**What you need to do:**
Count how many lines of the data include "Treatment". The answer is that number and nothing else.

**Data records:**
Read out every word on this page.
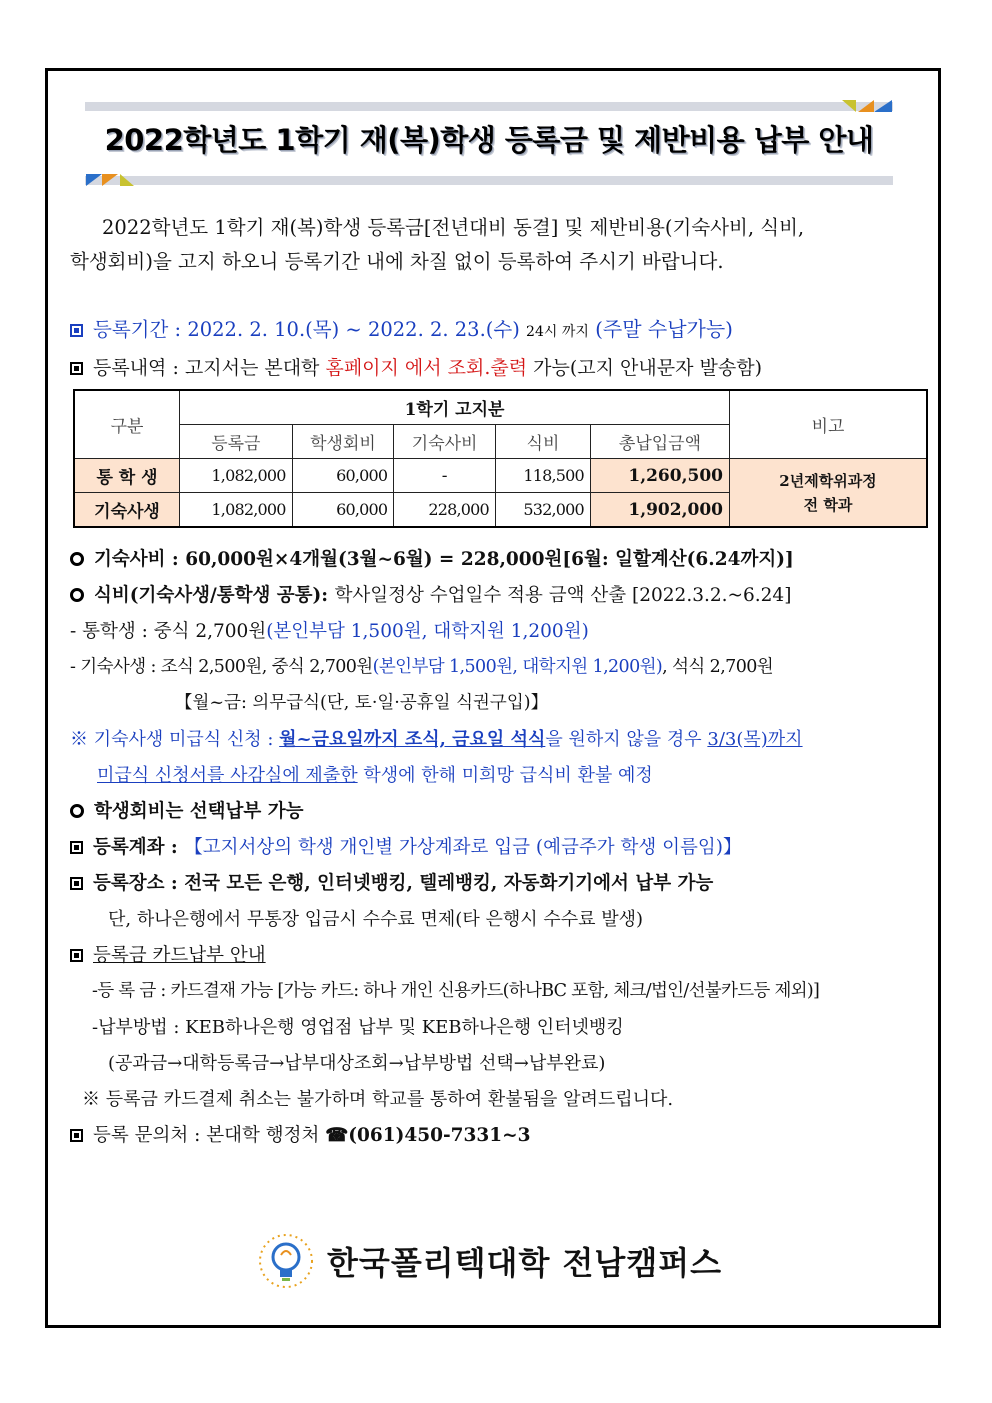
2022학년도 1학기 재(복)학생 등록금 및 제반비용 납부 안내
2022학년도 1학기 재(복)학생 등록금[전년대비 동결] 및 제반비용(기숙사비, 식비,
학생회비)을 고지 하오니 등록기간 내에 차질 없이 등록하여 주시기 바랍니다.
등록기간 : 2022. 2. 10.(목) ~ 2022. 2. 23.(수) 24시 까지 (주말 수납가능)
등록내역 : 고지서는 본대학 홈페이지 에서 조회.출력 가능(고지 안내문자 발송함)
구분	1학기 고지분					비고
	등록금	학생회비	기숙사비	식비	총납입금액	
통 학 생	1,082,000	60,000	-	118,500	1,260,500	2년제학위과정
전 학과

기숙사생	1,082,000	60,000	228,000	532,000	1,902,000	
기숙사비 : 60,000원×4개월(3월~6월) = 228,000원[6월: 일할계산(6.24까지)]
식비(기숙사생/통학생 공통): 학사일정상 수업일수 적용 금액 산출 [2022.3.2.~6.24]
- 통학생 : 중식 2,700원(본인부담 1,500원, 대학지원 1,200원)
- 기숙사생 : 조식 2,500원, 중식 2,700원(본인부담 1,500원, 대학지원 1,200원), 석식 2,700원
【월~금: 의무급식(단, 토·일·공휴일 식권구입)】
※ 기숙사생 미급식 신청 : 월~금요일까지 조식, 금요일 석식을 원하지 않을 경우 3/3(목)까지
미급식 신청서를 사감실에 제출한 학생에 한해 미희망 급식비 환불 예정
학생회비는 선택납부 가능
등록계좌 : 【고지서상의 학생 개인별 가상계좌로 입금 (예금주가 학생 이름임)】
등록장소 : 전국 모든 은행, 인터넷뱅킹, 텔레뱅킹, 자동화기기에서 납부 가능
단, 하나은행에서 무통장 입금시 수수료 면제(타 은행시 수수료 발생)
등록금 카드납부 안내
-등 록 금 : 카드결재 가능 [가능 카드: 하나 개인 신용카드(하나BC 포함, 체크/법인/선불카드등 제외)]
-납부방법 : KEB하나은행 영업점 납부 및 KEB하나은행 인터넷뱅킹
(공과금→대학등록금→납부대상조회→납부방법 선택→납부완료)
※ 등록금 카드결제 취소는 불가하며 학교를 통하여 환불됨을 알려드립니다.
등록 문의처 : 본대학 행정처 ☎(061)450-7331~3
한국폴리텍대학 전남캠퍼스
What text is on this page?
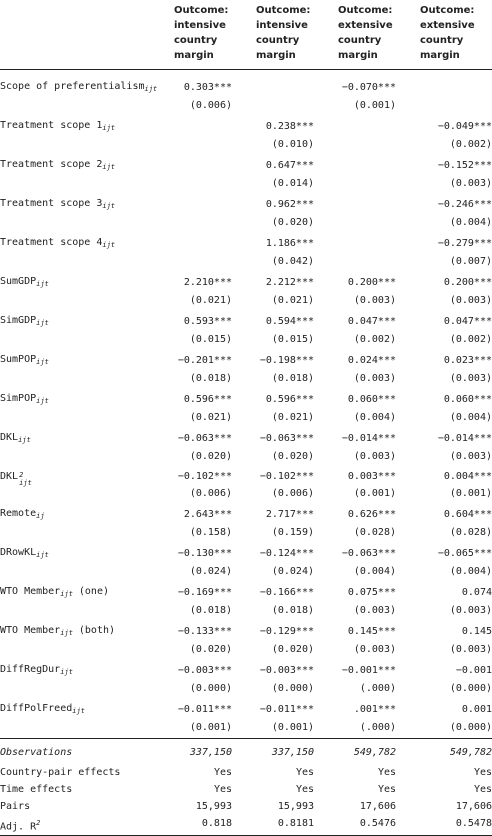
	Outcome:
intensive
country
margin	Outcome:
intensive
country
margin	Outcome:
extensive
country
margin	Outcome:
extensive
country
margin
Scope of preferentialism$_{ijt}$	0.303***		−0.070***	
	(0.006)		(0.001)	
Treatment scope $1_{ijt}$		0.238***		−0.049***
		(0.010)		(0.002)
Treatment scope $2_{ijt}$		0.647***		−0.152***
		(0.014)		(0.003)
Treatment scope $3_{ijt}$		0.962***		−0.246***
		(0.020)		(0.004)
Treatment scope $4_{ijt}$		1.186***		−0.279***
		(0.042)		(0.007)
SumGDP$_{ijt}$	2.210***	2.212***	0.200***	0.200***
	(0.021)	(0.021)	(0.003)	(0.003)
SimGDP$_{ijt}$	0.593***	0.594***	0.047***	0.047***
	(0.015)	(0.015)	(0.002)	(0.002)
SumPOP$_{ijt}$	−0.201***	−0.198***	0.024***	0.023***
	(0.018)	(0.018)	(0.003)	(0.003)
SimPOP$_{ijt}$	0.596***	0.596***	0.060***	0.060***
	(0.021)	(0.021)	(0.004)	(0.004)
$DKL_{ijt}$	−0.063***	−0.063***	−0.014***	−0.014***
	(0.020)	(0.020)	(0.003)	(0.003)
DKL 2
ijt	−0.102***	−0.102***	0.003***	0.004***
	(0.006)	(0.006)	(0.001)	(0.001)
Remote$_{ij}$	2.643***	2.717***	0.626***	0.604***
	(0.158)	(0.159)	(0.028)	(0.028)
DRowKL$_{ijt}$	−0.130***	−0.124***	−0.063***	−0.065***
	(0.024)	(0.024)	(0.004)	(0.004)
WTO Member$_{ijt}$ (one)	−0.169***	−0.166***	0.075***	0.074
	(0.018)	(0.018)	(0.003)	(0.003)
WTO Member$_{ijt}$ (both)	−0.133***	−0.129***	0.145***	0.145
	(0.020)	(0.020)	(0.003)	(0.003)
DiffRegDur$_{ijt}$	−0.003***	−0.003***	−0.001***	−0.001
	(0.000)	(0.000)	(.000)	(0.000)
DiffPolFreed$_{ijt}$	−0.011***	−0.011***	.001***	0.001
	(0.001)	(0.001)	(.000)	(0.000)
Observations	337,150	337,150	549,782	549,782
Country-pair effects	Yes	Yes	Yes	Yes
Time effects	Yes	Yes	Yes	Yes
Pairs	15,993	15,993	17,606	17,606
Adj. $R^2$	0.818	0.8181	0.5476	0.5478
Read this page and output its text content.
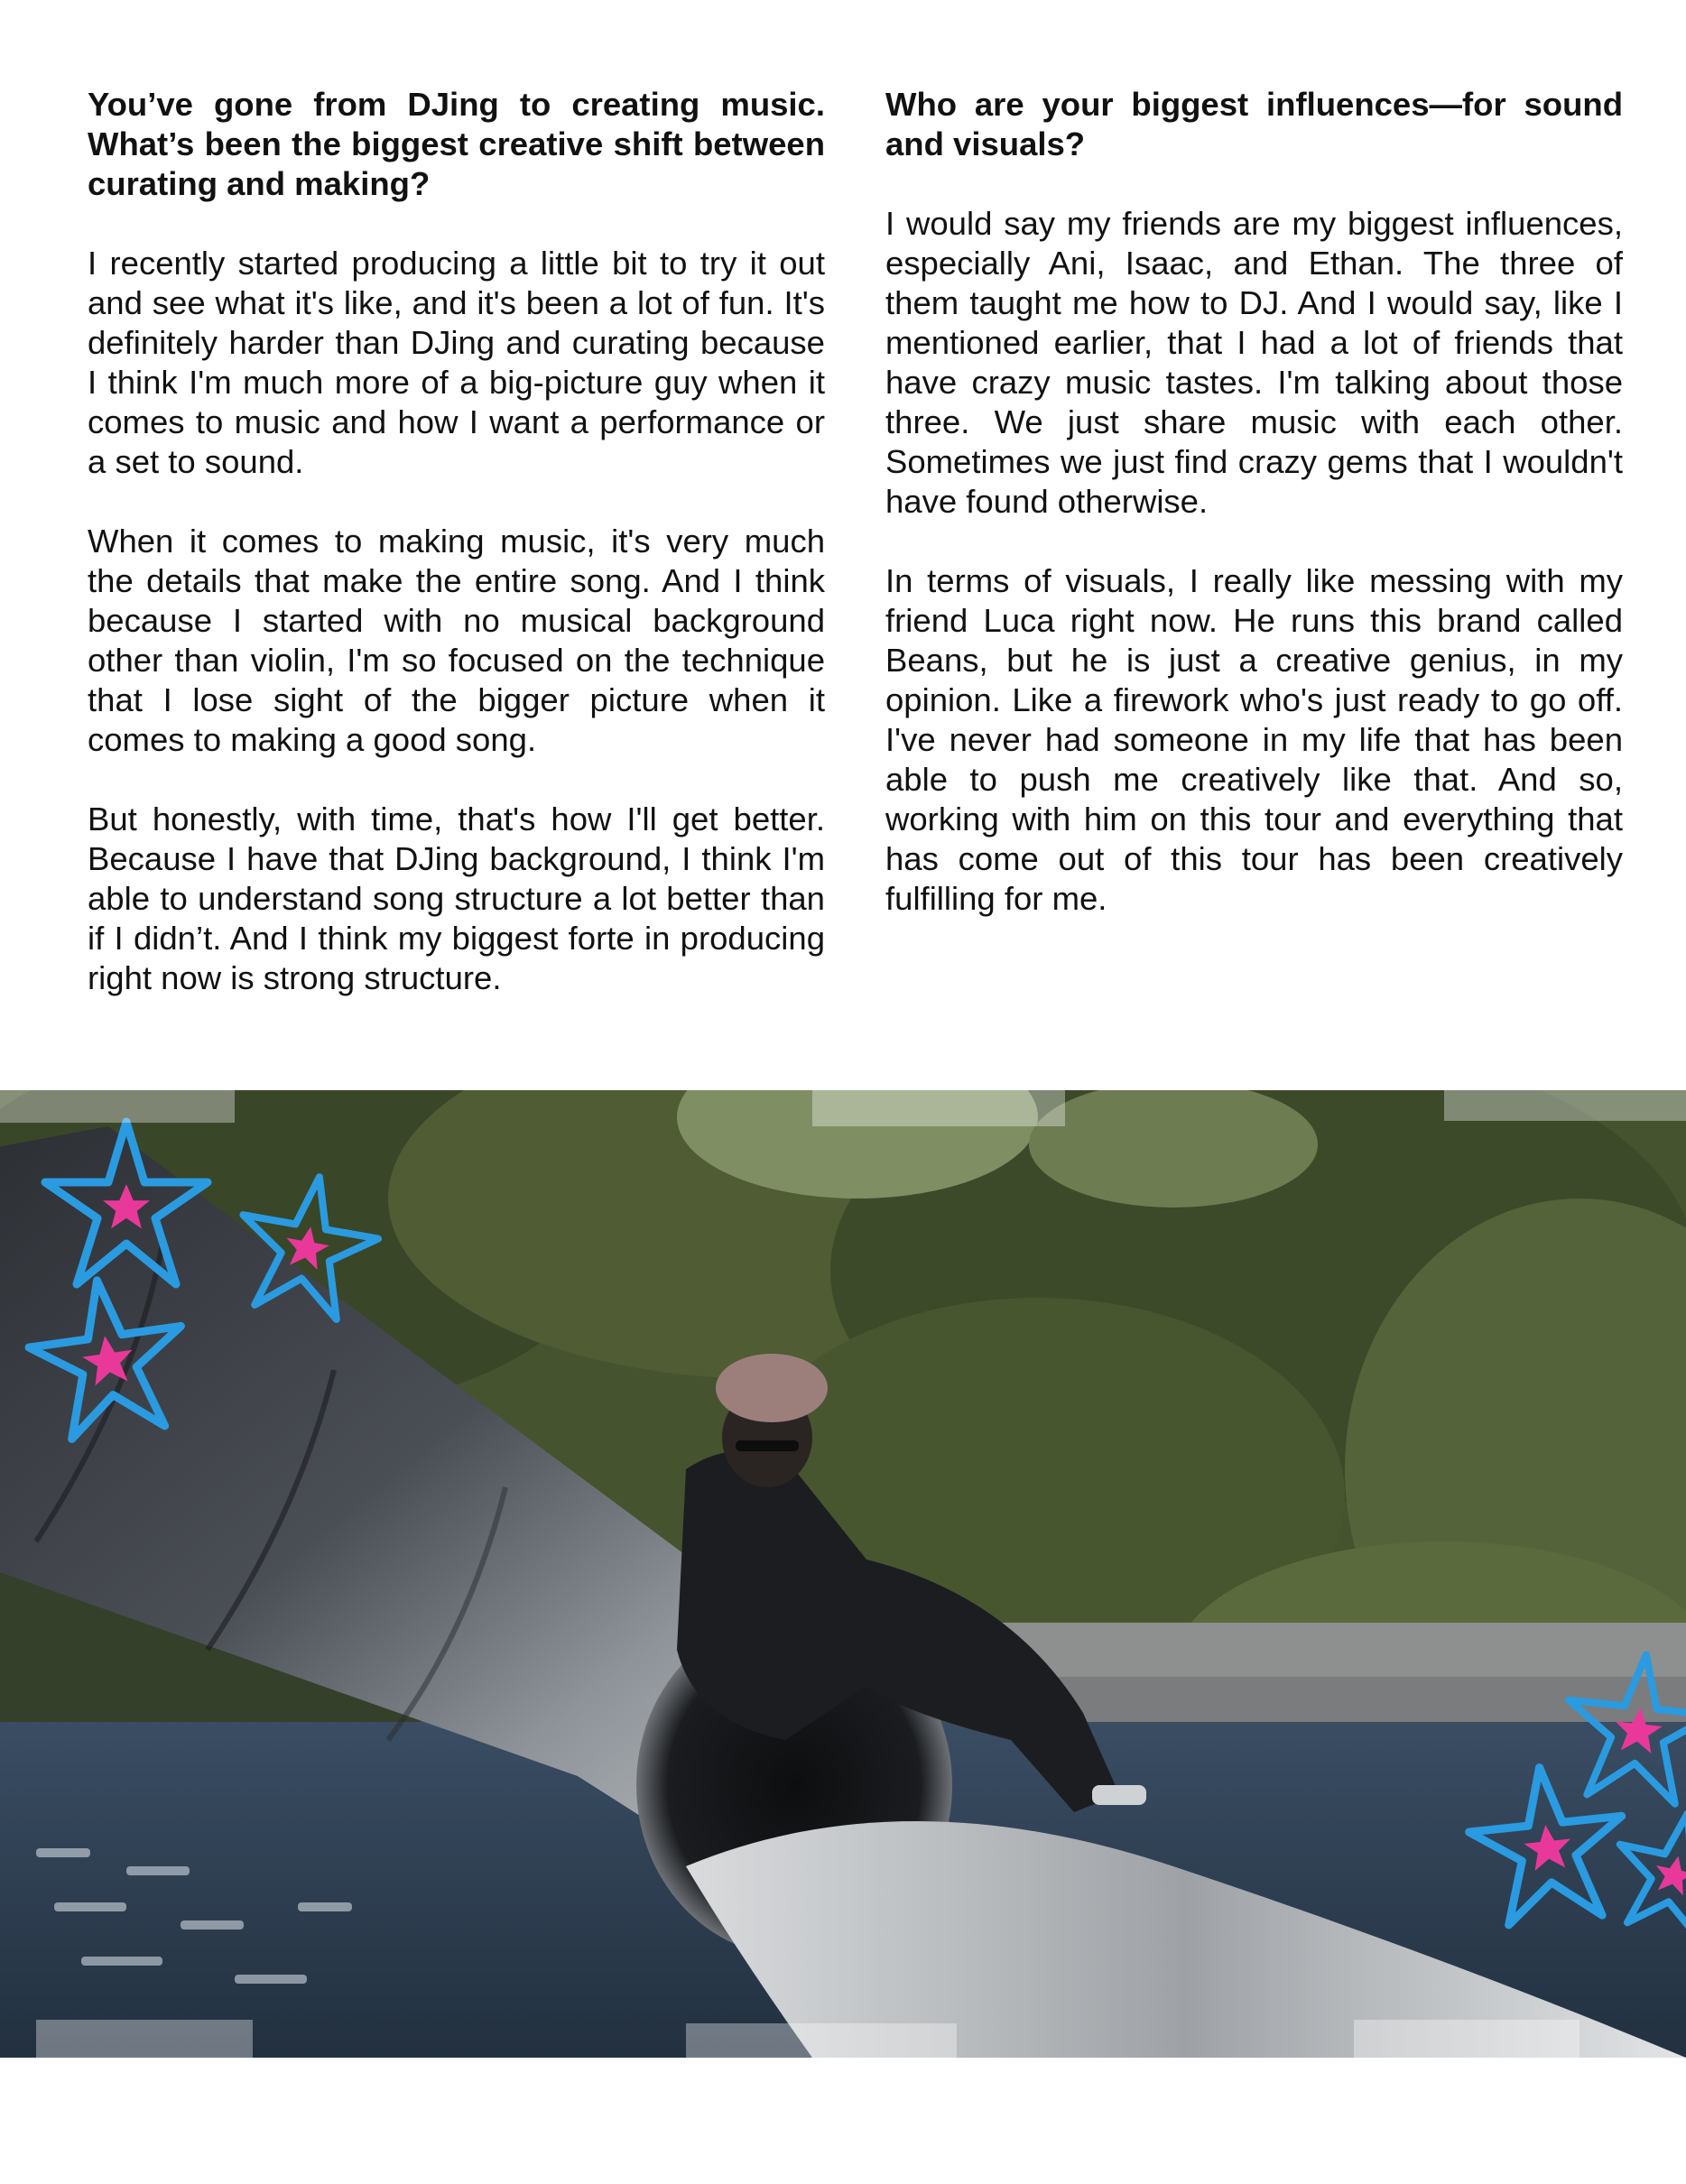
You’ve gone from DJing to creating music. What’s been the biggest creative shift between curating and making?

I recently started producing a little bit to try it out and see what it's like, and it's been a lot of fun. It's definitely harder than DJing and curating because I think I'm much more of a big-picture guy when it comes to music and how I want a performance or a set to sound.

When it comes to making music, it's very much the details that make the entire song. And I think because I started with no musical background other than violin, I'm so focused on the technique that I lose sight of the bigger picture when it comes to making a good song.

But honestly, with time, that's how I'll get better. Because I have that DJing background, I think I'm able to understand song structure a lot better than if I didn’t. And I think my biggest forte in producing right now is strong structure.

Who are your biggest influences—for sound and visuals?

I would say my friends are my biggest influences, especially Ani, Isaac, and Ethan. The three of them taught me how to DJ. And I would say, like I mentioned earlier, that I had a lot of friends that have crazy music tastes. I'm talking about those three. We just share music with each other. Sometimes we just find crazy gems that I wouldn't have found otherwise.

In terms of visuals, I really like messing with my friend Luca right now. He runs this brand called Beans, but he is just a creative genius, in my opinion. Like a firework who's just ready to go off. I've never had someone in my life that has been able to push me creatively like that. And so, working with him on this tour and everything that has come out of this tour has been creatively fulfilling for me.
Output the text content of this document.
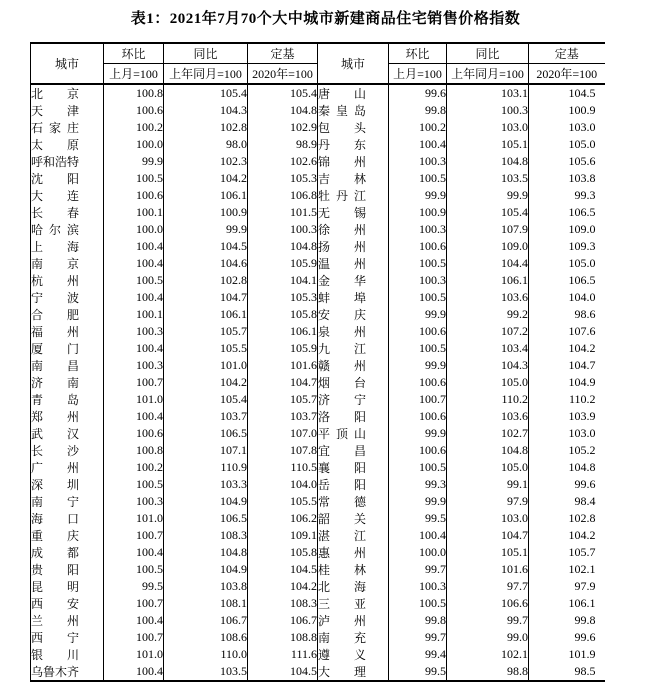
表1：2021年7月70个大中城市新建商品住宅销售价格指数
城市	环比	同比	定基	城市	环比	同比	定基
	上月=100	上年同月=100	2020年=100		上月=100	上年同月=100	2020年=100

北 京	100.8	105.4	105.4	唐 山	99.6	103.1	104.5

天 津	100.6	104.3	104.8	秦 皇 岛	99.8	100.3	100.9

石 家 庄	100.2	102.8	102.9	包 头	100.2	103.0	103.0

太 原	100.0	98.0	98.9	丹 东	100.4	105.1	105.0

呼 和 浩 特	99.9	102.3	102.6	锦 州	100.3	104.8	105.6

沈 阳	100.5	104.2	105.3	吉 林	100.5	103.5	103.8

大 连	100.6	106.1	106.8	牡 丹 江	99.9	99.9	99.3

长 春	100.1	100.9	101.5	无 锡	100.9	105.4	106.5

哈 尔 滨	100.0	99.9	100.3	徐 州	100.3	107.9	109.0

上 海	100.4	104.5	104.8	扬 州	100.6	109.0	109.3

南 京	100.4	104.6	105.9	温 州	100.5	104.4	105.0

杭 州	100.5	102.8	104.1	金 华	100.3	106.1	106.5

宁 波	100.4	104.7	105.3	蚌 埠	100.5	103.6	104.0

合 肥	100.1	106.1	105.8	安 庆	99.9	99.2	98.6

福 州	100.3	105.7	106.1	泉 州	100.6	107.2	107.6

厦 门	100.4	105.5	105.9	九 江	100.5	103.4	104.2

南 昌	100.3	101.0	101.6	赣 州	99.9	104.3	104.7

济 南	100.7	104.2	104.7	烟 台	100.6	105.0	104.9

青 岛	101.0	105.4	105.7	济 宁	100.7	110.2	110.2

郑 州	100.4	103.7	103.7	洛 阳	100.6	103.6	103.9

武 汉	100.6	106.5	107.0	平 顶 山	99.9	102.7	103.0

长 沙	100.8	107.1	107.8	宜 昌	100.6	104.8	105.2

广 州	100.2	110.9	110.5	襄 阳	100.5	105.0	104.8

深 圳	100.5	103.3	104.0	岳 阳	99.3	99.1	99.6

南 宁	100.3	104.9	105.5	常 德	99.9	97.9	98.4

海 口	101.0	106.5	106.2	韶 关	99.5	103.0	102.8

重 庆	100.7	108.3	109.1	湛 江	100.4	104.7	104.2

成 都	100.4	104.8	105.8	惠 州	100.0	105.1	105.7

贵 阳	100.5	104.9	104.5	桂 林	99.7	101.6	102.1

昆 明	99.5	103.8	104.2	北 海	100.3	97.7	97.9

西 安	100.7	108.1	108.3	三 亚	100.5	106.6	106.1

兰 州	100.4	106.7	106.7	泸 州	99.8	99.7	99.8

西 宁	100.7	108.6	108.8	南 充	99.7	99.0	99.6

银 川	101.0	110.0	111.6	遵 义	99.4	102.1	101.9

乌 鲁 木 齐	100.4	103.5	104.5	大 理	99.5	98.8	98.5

**Correct response:**
4